The answer is all of the entries below, repeated exactly and free of pictures.

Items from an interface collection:
+===+

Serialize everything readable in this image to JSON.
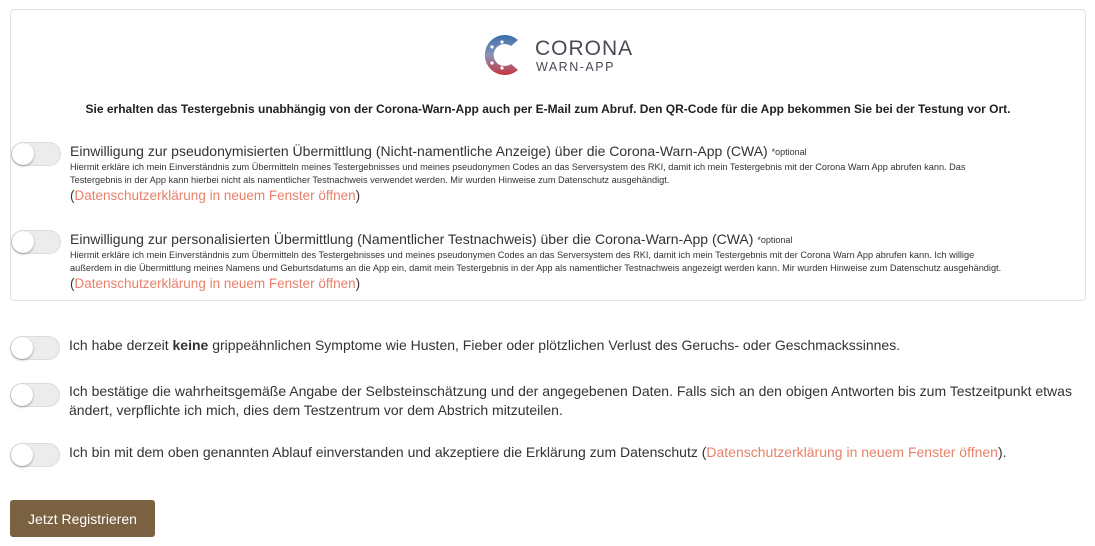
{
  "logo": {
    "word1": "CORONA",
    "word2": "WARN-APP",
    "icon": "corona-virus-icon"
  },
  "info_text": "Sie erhalten das Testergebnis unabhängig von der Corona-Warn-App auch per E-Mail zum Abruf. Den QR-Code für die App bekommen Sie bei der Testung vor Ort.",
  "consents": [
    {
      "title": "Einwilligung zur pseudonymisierten Übermittlung (Nicht-namentliche Anzeige) über die Corona-Warn-App (CWA)",
      "optional": "*optional",
      "description_line1": "Hiermit erkläre ich mein Einverständnis zum Übermitteln meines Testergebnisses und meines pseudonymen Codes an das Serversystem des RKI, damit ich mein Testergebnis mit der Corona Warn App abrufen kann. Das",
      "description_line2": "Testergebnis in der App kann hierbei nicht als namentlicher Testnachweis verwendet werden. Mir wurden Hinweise zum Datenschutz ausgehändigt.",
      "link": "Datenschutzerklärung in neuem Fenster öffnen",
      "toggle_on": false
    },
    {
      "title": "Einwilligung zur personalisierten Übermittlung (Namentlicher Testnachweis) über die Corona-Warn-App (CWA)",
      "optional": "*optional",
      "description_line1": "Hiermit erkläre ich mein Einverständnis zum Übermitteln des Testergebnisses und meines pseudonymen Codes an das Serversystem des RKI, damit ich mein Testergebnis mit der Corona Warn App abrufen kann. Ich willige",
      "description_line2": "außerdem in die Übermittlung meines Namens und Geburtsdatums an die App ein, damit mein Testergebnis in der App als namentlicher Testnachweis angezeigt werden kann. Mir wurden Hinweise zum Datenschutz ausgehändigt.",
      "link": "Datenschutzerklärung in neuem Fenster öffnen",
      "toggle_on": false
    }
  ],
  "statements": {
    "symptoms": {
      "before": "Ich habe derzeit ",
      "bold": "keine",
      "after": " grippeähnlichen Symptome wie Husten, Fieber oder plötzlichen Verlust des Geruchs- oder Geschmackssinnes.",
      "toggle_on": false
    },
    "truthful": {
      "line1": "Ich bestätige die wahrheitsgemäße Angabe der Selbsteinschätzung und der angegebenen Daten. Falls sich an den obigen Antworten bis zum Testzeitpunkt etwas",
      "line2": "ändert, verpflichte ich mich, dies dem Testzentrum vor dem Abstrich mitzuteilen.",
      "toggle_on": false
    },
    "agree": {
      "before": "Ich bin mit dem oben genannten Ablauf einverstanden und akzeptiere die Erklärung zum Datenschutz (",
      "link": "Datenschutzerklärung in neuem Fenster öffnen",
      "after": ").",
      "toggle_on": false
    }
  },
  "register_button": "Jetzt Registrieren",
  "colors": {
    "link": "#e8806a",
    "button": "#7a6141",
    "logo_red": "#c9343a",
    "logo_blue": "#3b6fa8"
  }
}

+===+

#### [Task result]
Serialize everything readable in this image to JSON.
{
  "logo": {
    "word1": "CORONA",
    "word2": "WARN-APP",
    "icon": "corona-virus-icon"
  },
  "info_text": "Sie erhalten das Testergebnis unabhängig von der Corona-Warn-App auch per E-Mail zum Abruf. Den QR-Code für die App bekommen Sie bei der Testung vor Ort.",
  "consents": [
    {
      "title": "Einwilligung zur pseudonymisierten Übermittlung (Nicht-namentliche Anzeige) über die Corona-Warn-App (CWA)",
      "optional": "*optional",
      "description_line1": "Hiermit erkläre ich mein Einverständnis zum Übermitteln meines Testergebnisses und meines pseudonymen Codes an das Serversystem des RKI, damit ich mein Testergebnis mit der Corona Warn App abrufen kann. Das",
      "description_line2": "Testergebnis in der App kann hierbei nicht als namentlicher Testnachweis verwendet werden. Mir wurden Hinweise zum Datenschutz ausgehändigt.",
      "link": "Datenschutzerklärung in neuem Fenster öffnen",
      "toggle_on": false
    },
    {
      "title": "Einwilligung zur personalisierten Übermittlung (Namentlicher Testnachweis) über die Corona-Warn-App (CWA)",
      "optional": "*optional",
      "description_line1": "Hiermit erkläre ich mein Einverständnis zum Übermitteln des Testergebnisses und meines pseudonymen Codes an das Serversystem des RKI, damit ich mein Testergebnis mit der Corona Warn App abrufen kann. Ich willige",
      "description_line2": "außerdem in die Übermittlung meines Namens und Geburtsdatums an die App ein, damit mein Testergebnis in der App als namentlicher Testnachweis angezeigt werden kann. Mir wurden Hinweise zum Datenschutz ausgehändigt.",
      "link": "Datenschutzerklärung in neuem Fenster öffnen",
      "toggle_on": false
    }
  ],
  "statements": {
    "symptoms": {
      "before": "Ich habe derzeit ",
      "bold": "keine",
      "after": " grippeähnlichen Symptome wie Husten, Fieber oder plötzlichen Verlust des Geruchs- oder Geschmackssinnes.",
      "toggle_on": false
    },
    "truthful": {
      "line1": "Ich bestätige die wahrheitsgemäße Angabe der Selbsteinschätzung und der angegebenen Daten. Falls sich an den obigen Antworten bis zum Testzeitpunkt etwas",
      "line2": "ändert, verpflichte ich mich, dies dem Testzentrum vor dem Abstrich mitzuteilen.",
      "toggle_on": false
    },
    "agree": {
      "before": "Ich bin mit dem oben genannten Ablauf einverstanden und akzeptiere die Erklärung zum Datenschutz (",
      "link": "Datenschutzerklärung in neuem Fenster öffnen",
      "after": ").",
      "toggle_on": false
    }
  },
  "register_button": "Jetzt Registrieren",
  "colors": {
    "link": "#e8806a",
    "button": "#7a6141",
    "logo_red": "#c9343a",
    "logo_blue": "#3b6fa8"
  }
}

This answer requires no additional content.